━━━ Excerpted records ━━━

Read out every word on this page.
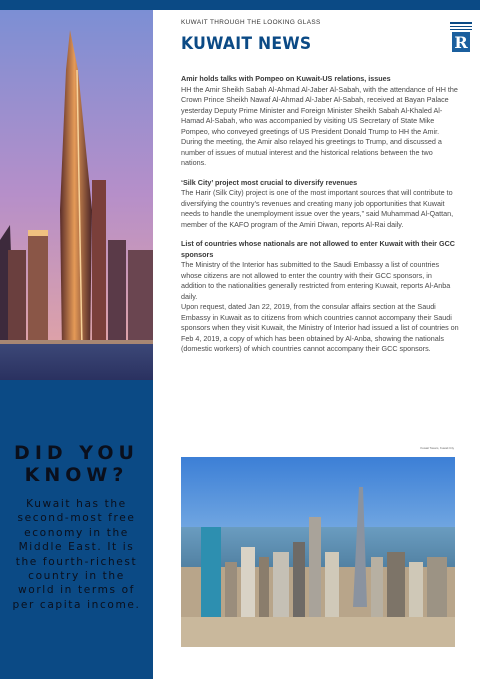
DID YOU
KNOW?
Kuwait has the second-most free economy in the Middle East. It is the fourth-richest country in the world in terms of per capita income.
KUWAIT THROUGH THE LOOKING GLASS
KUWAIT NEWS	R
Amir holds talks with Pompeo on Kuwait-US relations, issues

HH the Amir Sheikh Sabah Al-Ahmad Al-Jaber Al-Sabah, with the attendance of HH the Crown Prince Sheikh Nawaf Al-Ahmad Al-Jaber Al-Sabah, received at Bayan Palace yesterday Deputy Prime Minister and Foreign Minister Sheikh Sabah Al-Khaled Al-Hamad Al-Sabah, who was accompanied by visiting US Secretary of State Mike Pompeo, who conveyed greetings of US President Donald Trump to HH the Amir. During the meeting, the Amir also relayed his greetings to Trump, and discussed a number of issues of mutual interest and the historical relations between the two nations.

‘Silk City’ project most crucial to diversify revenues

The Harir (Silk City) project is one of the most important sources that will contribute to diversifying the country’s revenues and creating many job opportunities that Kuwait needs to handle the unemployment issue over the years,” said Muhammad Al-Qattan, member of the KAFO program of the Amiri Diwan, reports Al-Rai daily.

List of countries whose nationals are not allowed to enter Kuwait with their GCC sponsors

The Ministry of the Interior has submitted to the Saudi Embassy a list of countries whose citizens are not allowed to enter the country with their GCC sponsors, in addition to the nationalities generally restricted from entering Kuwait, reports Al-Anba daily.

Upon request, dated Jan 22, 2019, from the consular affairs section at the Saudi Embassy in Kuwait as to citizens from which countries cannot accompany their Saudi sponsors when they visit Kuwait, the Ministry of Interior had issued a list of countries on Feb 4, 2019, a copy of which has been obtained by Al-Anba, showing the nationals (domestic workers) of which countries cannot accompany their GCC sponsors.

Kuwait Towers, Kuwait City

━━━
━━━ Excerpted records ━━━

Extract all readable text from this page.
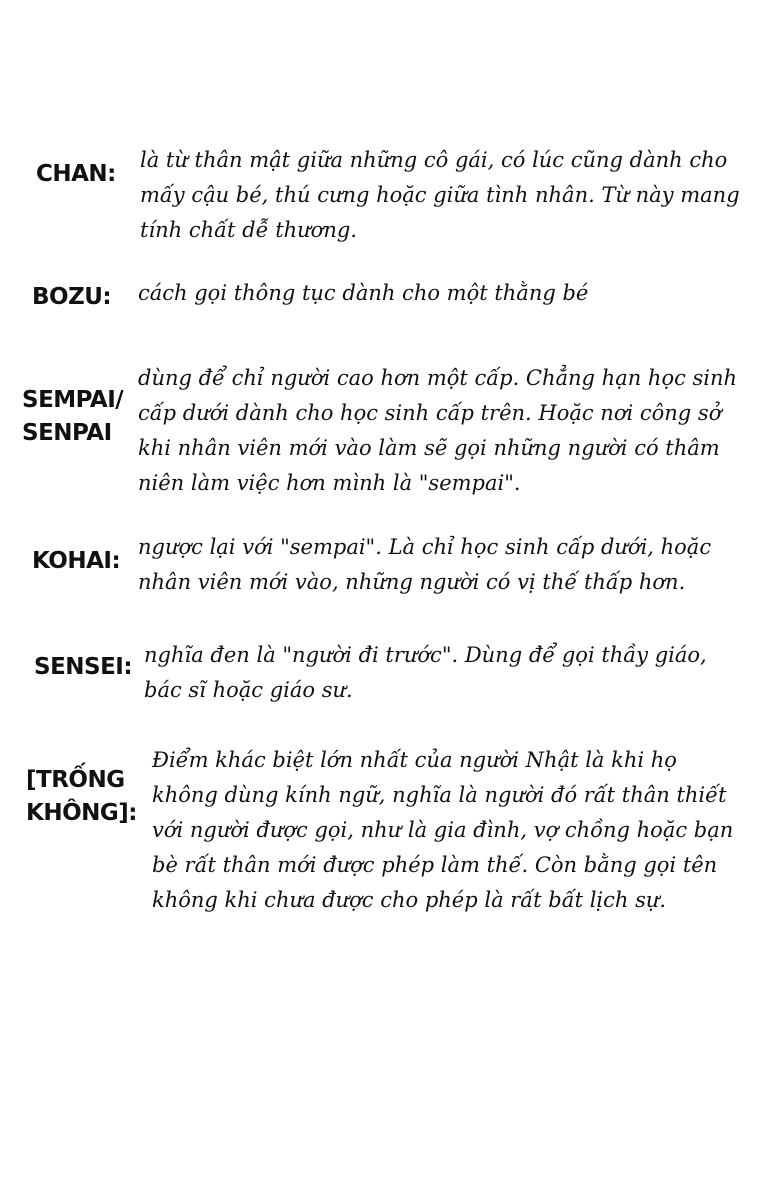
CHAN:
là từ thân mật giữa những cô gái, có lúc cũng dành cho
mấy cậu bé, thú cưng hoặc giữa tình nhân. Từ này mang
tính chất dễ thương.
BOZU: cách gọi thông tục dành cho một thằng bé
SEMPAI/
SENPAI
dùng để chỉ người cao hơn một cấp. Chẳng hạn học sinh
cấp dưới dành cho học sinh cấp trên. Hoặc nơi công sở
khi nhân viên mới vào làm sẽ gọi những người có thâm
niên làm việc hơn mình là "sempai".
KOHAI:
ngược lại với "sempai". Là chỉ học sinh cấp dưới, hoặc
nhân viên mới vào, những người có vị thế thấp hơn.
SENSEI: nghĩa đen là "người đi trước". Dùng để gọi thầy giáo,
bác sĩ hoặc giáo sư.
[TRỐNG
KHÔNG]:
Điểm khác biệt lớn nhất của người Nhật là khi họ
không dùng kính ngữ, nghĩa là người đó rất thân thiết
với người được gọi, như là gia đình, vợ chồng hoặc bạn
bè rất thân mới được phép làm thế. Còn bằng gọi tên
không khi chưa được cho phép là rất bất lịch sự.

━━━
━━━ Excerpted records ━━━

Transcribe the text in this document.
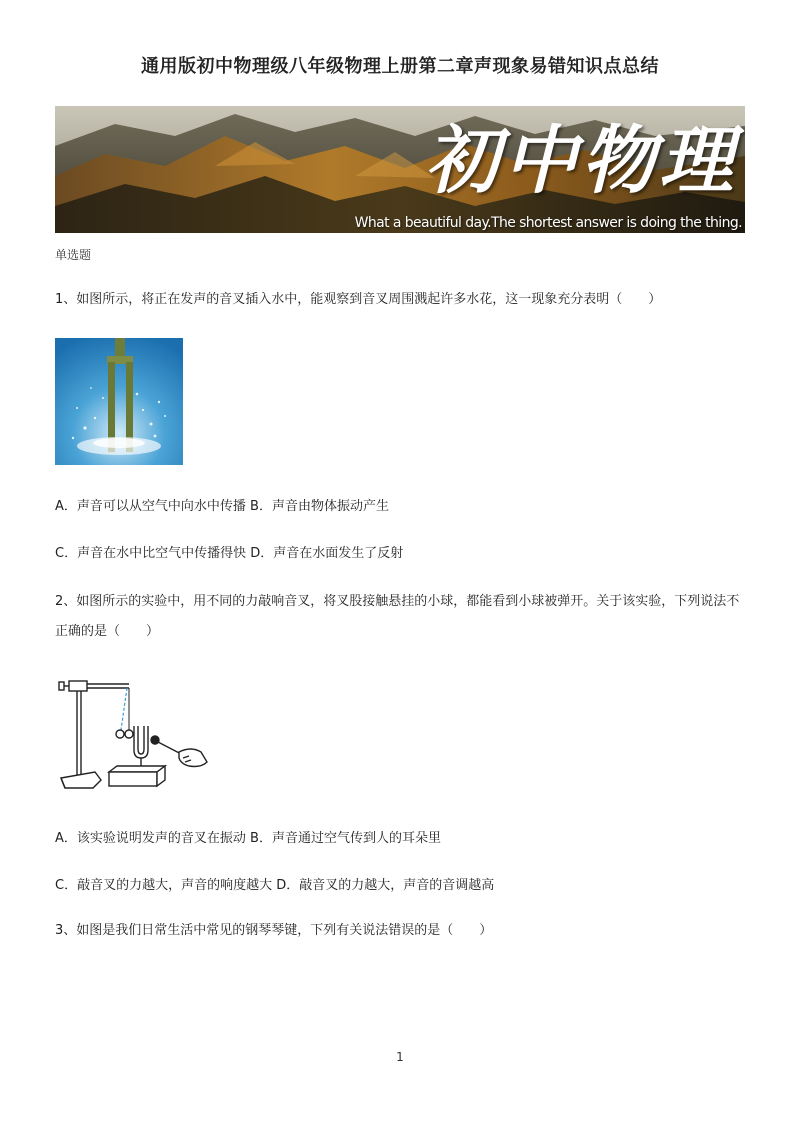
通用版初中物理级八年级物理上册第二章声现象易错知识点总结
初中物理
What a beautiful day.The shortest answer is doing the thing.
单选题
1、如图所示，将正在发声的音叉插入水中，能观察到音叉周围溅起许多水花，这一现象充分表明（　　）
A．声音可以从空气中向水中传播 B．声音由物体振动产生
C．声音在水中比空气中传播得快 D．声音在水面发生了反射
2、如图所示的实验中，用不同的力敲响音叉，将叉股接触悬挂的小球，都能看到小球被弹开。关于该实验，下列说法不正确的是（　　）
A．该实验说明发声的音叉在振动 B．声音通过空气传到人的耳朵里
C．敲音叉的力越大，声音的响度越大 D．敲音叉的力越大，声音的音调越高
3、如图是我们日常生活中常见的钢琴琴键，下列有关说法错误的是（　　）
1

━━━

The exercise: Look through the entries above; copy every line holding the string "được".

Solution:
với người được gọi, như là gia đình, vợ chồng hoặc bạn
bè rất thân mới được phép làm thế. Còn bằng gọi tên
không khi chưa được cho phép là rất bất lịch sự.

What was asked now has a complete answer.